__Instructions to follow__
Repeat the data below exactly, dropping any pictures it holds.

-*-*-

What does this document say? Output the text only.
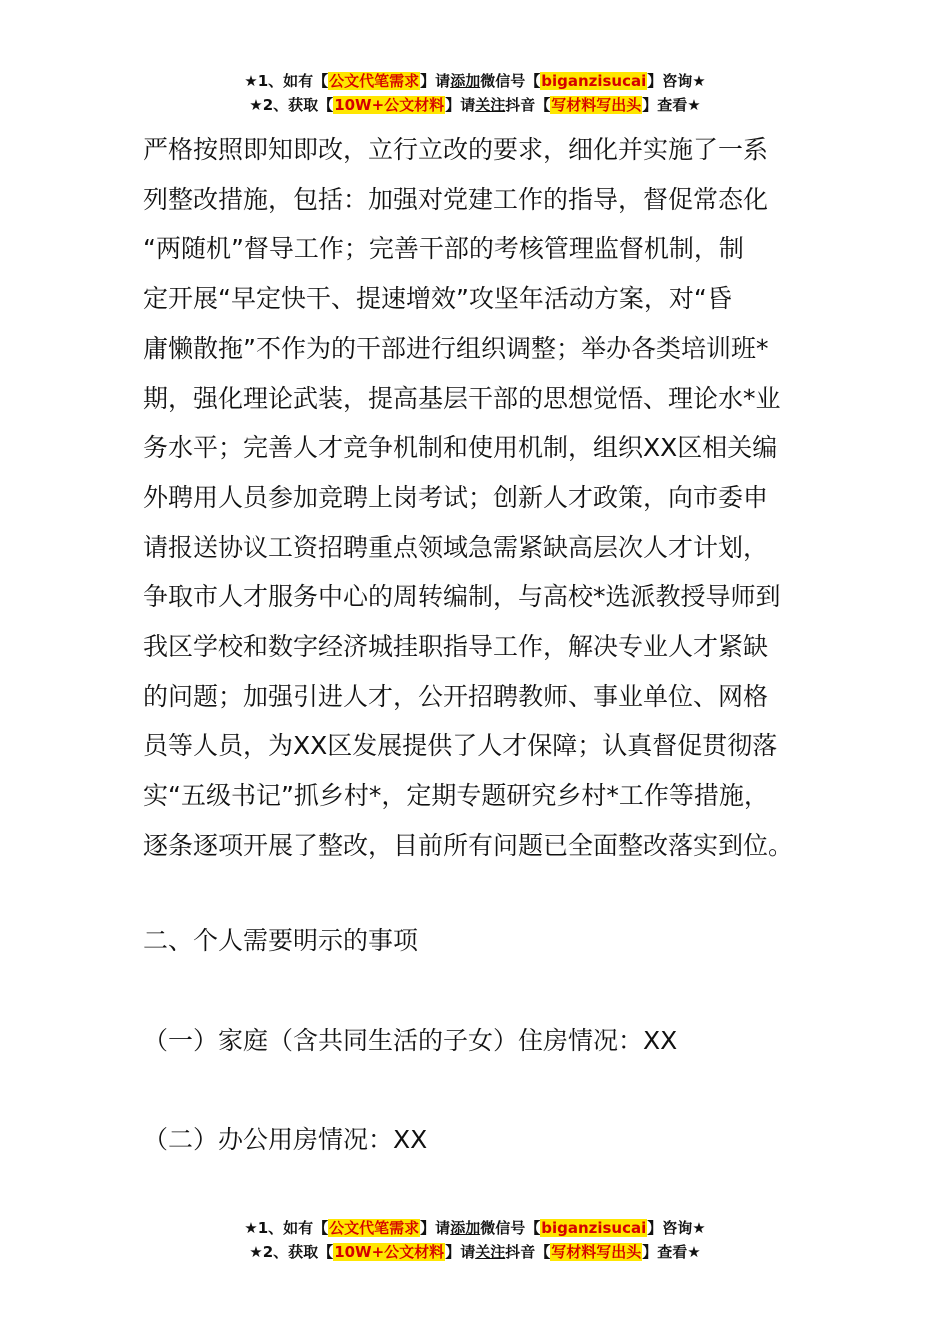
★1、如有【公文代笔需求】请添加微信号【biganzisucai】咨询★
★2、获取【10W+公文材料】请关注抖音【写材料写出头】查看★
严格按照即知即改，立行立改的要求，细化并实施了一系
列整改措施，包括：加强对党建工作的指导，督促常态化
“两随机”督导工作；完善干部的考核管理监督机制，制
定开展“早定快干、提速增效”攻坚年活动方案，对“昏
庸懒散拖”不作为的干部进行组织调整；举办各类培训班*
期，强化理论武装，提高基层干部的思想觉悟、理论水*业
务水平；完善人才竞争机制和使用机制，组织XX区相关编
外聘用人员参加竞聘上岗考试；创新人才政策，向市委申
请报送协议工资招聘重点领域急需紧缺高层次人才计划，
争取市人才服务中心的周转编制，与高校*选派教授导师到
我区学校和数字经济城挂职指导工作，解决专业人才紧缺
的问题；加强引进人才，公开招聘教师、事业单位、网格
员等人员，为XX区发展提供了人才保障；认真督促贯彻落
实“五级书记”抓乡村*，定期专题研究乡村*工作等措施，
逐条逐项开展了整改，目前所有问题已全面整改落实到位。
二、个人需要明示的事项
（一）家庭（含共同生活的子女）住房情况：XX
（二）办公用房情况：XX
★1、如有【公文代笔需求】请添加微信号【biganzisucai】咨询★
★2、获取【10W+公文材料】请关注抖音【写材料写出头】查看★
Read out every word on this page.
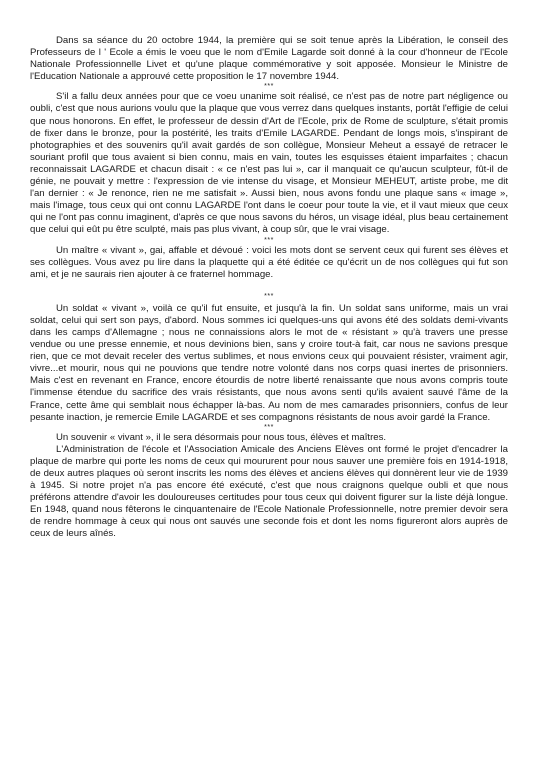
Dans sa séance du 20 octobre 1944, la première qui se soit tenue après la Libération, le conseil des Professeurs de l ' Ecole a émis le voeu que le nom d'Emile Lagarde soit donné à la cour d'honneur de l'Ecole Nationale Professionnelle Livet et qu'une plaque commémorative y soit apposée. Monsieur le Ministre de l'Education Nationale a approuvé cette proposition le 17 novembre 1944.

***

S'il a fallu deux années pour que ce voeu unanime soit réalisé, ce n'est pas de notre part négligence ou oubli, c'est que nous aurions voulu que la plaque que vous verrez dans quelques instants, portât l'effigie de celui que nous honorons. En effet, le professeur de dessin d'Art de l'Ecole, prix de Rome de sculpture, s'était promis de fixer dans le bronze, pour la postérité, les traits d'Emile LAGARDE. Pendant de longs mois, s'inspirant de photographies et des souvenirs qu'il avait gardés de son collègue, Monsieur Meheut a essayé de retracer le souriant profil que tous avaient si bien connu, mais en vain, toutes les esquisses étaient imparfaites ; chacun reconnaissait LAGARDE et chacun disait : « ce n'est pas lui », car il manquait ce qu'aucun sculpteur, fût-il de génie, ne pouvait y mettre : l'expression de vie intense du visage, et Monsieur MEHEUT, artiste probe, me dit l'an dernier : « Je renonce, rien ne me satisfait ». Aussi bien, nous avons fondu une plaque sans « image », mais l'image, tous ceux qui ont connu LAGARDE l'ont dans le coeur pour toute la vie, et il vaut mieux que ceux qui ne l'ont pas connu imaginent, d'après ce que nous savons du héros, un visage idéal, plus beau certainement que celui qui eût pu être sculpté, mais pas plus vivant, à coup sûr, que le vrai visage.

***

Un maître « vivant », gai, affable et dévoué : voici les mots dont se servent ceux qui furent ses élèves et ses collègues. Vous avez pu lire dans la plaquette qui a été éditée ce qu'écrit un de nos collègues qui fut son ami, et je ne saurais rien ajouter à ce fraternel hommage.

***

Un soldat « vivant », voilà ce qu'il fut ensuite, et jusqu'à la fin. Un soldat sans uniforme, mais un vrai soldat, celui qui sert son pays, d'abord. Nous sommes ici quelques-uns qui avons été des soldats demi-vivants dans les camps d'Allemagne ; nous ne connaissions alors le mot de « résistant » qu'à travers une presse vendue ou une presse ennemie, et nous devinions bien, sans y croire tout-à fait, car nous ne savions presque rien, que ce mot devait receler des vertus sublimes, et nous envions ceux qui pouvaient résister, vraiment agir, vivre...et mourir, nous qui ne pouvions que tendre notre volonté dans nos corps quasi inertes de prisonniers. Mais c'est en revenant en France, encore étourdis de notre liberté renaissante que nous avons compris toute l'immense étendue du sacrifice des vrais résistants, que nous avons senti qu'ils avaient sauvé l'âme de la France, cette âme qui semblait nous échapper là-bas. Au nom de mes camarades prisonniers, confus de leur pesante inaction, je remercie Emile LAGARDE et ses compagnons résistants de nous avoir gardé la France.

***

Un souvenir « vivant », il le sera désormais pour nous tous, élèves et maîtres.

L'Administration de l'école et l'Association Amicale des Anciens Elèves ont formé le projet d'encadrer la plaque de marbre qui porte les noms de ceux qui moururent pour nous sauver une première fois en 1914-1918, de deux autres plaques où seront inscrits les noms des élèves et anciens élèves qui donnèrent leur vie de 1939 à 1945. Si notre projet n'a pas encore été exécuté, c'est que nous craignons quelque oubli et que nous préférons attendre d'avoir les douloureuses certitudes pour tous ceux qui doivent figurer sur la liste déjà longue. En 1948, quand nous fêterons le cinquantenaire de l'Ecole Nationale Professionnelle, notre premier devoir sera de rendre hommage à ceux qui nous ont sauvés une seconde fois et dont les noms figureront alors auprès de ceux de leurs aînés.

-*-*-

__Task output__
What does this document say? Output the text only.
★1、如有【公文代笔需求】请添加微信号【biganzisucai】咨询★
★2、获取【10W+公文材料】请关注抖音【写材料写出头】查看★
严格按照即知即改，立行立改的要求，细化并实施了一系
列整改措施，包括：加强对党建工作的指导，督促常态化
“两随机”督导工作；完善干部的考核管理监督机制，制
定开展“早定快干、提速增效”攻坚年活动方案，对“昏
庸懒散拖”不作为的干部进行组织调整；举办各类培训班*
期，强化理论武装，提高基层干部的思想觉悟、理论水*业
务水平；完善人才竞争机制和使用机制，组织XX区相关编
外聘用人员参加竞聘上岗考试；创新人才政策，向市委申
请报送协议工资招聘重点领域急需紧缺高层次人才计划，
争取市人才服务中心的周转编制，与高校*选派教授导师到
我区学校和数字经济城挂职指导工作，解决专业人才紧缺
的问题；加强引进人才，公开招聘教师、事业单位、网格
员等人员，为XX区发展提供了人才保障；认真督促贯彻落
实“五级书记”抓乡村*，定期专题研究乡村*工作等措施，
逐条逐项开展了整改，目前所有问题已全面整改落实到位。
二、个人需要明示的事项
（一）家庭（含共同生活的子女）住房情况：XX
（二）办公用房情况：XX
★1、如有【公文代笔需求】请添加微信号【biganzisucai】咨询★
★2、获取【10W+公文材料】请关注抖音【写材料写出头】查看★
Read out every word on this page.
Dans sa séance du 20 octobre 1944, la première qui se soit tenue après la Libération, le conseil des Professeurs de l ' Ecole a émis le voeu que le nom d'Emile Lagarde soit donné à la cour d'honneur de l'Ecole Nationale Professionnelle Livet et qu'une plaque commémorative y soit apposée. Monsieur le Ministre de l'Education Nationale a approuvé cette proposition le 17 novembre 1944.

***

S'il a fallu deux années pour que ce voeu unanime soit réalisé, ce n'est pas de notre part négligence ou oubli, c'est que nous aurions voulu que la plaque que vous verrez dans quelques instants, portât l'effigie de celui que nous honorons. En effet, le professeur de dessin d'Art de l'Ecole, prix de Rome de sculpture, s'était promis de fixer dans le bronze, pour la postérité, les traits d'Emile LAGARDE. Pendant de longs mois, s'inspirant de photographies et des souvenirs qu'il avait gardés de son collègue, Monsieur Meheut a essayé de retracer le souriant profil que tous avaient si bien connu, mais en vain, toutes les esquisses étaient imparfaites ; chacun reconnaissait LAGARDE et chacun disait : « ce n'est pas lui », car il manquait ce qu'aucun sculpteur, fût-il de génie, ne pouvait y mettre : l'expression de vie intense du visage, et Monsieur MEHEUT, artiste probe, me dit l'an dernier : « Je renonce, rien ne me satisfait ». Aussi bien, nous avons fondu une plaque sans « image », mais l'image, tous ceux qui ont connu LAGARDE l'ont dans le coeur pour toute la vie, et il vaut mieux que ceux qui ne l'ont pas connu imaginent, d'après ce que nous savons du héros, un visage idéal, plus beau certainement que celui qui eût pu être sculpté, mais pas plus vivant, à coup sûr, que le vrai visage.

***

Un maître « vivant », gai, affable et dévoué : voici les mots dont se servent ceux qui furent ses élèves et ses collègues. Vous avez pu lire dans la plaquette qui a été éditée ce qu'écrit un de nos collègues qui fut son ami, et je ne saurais rien ajouter à ce fraternel hommage.

***

Un soldat « vivant », voilà ce qu'il fut ensuite, et jusqu'à la fin. Un soldat sans uniforme, mais un vrai soldat, celui qui sert son pays, d'abord. Nous sommes ici quelques-uns qui avons été des soldats demi-vivants dans les camps d'Allemagne ; nous ne connaissions alors le mot de « résistant » qu'à travers une presse vendue ou une presse ennemie, et nous devinions bien, sans y croire tout-à fait, car nous ne savions presque rien, que ce mot devait receler des vertus sublimes, et nous envions ceux qui pouvaient résister, vraiment agir, vivre...et mourir, nous qui ne pouvions que tendre notre volonté dans nos corps quasi inertes de prisonniers. Mais c'est en revenant en France, encore étourdis de notre liberté renaissante que nous avons compris toute l'immense étendue du sacrifice des vrais résistants, que nous avons senti qu'ils avaient sauvé l'âme de la France, cette âme qui semblait nous échapper là-bas. Au nom de mes camarades prisonniers, confus de leur pesante inaction, je remercie Emile LAGARDE et ses compagnons résistants de nous avoir gardé la France.

***

Un souvenir « vivant », il le sera désormais pour nous tous, élèves et maîtres.

L'Administration de l'école et l'Association Amicale des Anciens Elèves ont formé le projet d'encadrer la plaque de marbre qui porte les noms de ceux qui moururent pour nous sauver une première fois en 1914-1918, de deux autres plaques où seront inscrits les noms des élèves et anciens élèves qui donnèrent leur vie de 1939 à 1945. Si notre projet n'a pas encore été exécuté, c'est que nous craignons quelque oubli et que nous préférons attendre d'avoir les douloureuses certitudes pour tous ceux qui doivent figurer sur la liste déjà longue. En 1948, quand nous fêterons le cinquantenaire de l'Ecole Nationale Professionnelle, notre premier devoir sera de rendre hommage à ceux qui nous ont sauvés une seconde fois et dont les noms figureront alors auprès de ceux de leurs aînés.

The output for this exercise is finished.